* **Task details**: Going through the entries below, copy out each line that contains "locales".

* **Records supplied**:

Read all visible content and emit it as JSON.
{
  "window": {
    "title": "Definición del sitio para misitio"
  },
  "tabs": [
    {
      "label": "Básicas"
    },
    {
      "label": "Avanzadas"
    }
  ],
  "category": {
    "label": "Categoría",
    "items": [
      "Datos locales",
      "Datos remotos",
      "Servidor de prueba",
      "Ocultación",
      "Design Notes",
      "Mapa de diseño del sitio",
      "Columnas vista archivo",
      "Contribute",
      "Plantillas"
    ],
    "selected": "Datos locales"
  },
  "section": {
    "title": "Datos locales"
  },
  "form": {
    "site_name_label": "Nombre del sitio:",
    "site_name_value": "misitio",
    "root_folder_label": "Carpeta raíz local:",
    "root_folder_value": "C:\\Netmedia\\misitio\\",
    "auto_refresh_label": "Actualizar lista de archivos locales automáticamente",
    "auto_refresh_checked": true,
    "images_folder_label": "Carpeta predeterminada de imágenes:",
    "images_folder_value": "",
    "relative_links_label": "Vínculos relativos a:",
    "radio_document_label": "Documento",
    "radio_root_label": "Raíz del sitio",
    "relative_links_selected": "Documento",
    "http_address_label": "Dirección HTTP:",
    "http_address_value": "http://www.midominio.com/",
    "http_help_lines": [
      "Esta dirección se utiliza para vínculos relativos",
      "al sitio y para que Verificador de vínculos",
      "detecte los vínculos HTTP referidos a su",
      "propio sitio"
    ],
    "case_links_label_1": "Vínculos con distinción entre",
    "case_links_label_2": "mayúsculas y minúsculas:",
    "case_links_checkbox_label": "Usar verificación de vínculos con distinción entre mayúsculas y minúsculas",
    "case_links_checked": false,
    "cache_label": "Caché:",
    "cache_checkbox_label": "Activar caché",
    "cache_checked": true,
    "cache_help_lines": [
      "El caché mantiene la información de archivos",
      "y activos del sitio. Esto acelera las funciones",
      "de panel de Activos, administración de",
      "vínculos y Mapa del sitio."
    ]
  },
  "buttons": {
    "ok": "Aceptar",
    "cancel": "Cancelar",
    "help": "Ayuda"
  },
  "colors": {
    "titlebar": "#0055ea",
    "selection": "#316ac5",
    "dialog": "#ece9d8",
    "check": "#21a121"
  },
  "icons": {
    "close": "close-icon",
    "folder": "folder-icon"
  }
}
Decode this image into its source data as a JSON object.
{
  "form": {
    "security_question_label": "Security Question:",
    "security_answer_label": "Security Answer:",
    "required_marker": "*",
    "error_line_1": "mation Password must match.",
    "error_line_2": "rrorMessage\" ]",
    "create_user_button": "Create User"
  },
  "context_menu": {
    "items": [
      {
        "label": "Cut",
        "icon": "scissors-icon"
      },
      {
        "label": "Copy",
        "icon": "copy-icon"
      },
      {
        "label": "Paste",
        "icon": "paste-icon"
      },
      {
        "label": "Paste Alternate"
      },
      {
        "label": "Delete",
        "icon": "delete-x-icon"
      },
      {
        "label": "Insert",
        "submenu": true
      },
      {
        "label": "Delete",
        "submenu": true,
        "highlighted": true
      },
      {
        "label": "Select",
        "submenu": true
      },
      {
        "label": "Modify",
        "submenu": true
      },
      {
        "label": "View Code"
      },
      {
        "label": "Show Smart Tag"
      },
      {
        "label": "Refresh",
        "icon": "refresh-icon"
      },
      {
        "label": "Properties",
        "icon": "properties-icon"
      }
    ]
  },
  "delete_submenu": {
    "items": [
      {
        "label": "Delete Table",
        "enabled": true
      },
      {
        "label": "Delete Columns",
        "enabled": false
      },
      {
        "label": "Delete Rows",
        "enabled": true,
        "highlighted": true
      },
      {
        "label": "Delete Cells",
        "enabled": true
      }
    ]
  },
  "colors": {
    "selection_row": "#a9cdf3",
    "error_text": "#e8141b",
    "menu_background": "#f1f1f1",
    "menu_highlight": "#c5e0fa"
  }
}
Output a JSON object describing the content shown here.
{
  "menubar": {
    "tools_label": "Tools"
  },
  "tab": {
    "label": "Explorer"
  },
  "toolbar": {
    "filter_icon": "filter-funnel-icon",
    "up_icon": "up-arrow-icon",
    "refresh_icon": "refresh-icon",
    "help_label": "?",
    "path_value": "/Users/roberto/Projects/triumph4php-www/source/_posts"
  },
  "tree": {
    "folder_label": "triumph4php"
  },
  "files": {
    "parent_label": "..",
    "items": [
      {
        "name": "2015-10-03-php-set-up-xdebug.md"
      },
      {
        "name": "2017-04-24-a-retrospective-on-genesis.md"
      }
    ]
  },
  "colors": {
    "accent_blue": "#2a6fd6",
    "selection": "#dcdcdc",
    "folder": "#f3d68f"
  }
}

* **Reply to the task**:
      "Datos locales",
    "selected": "Datos locales"
    "title": "Datos locales"
    "auto_refresh_label": "Actualizar lista de archivos locales automáticamente",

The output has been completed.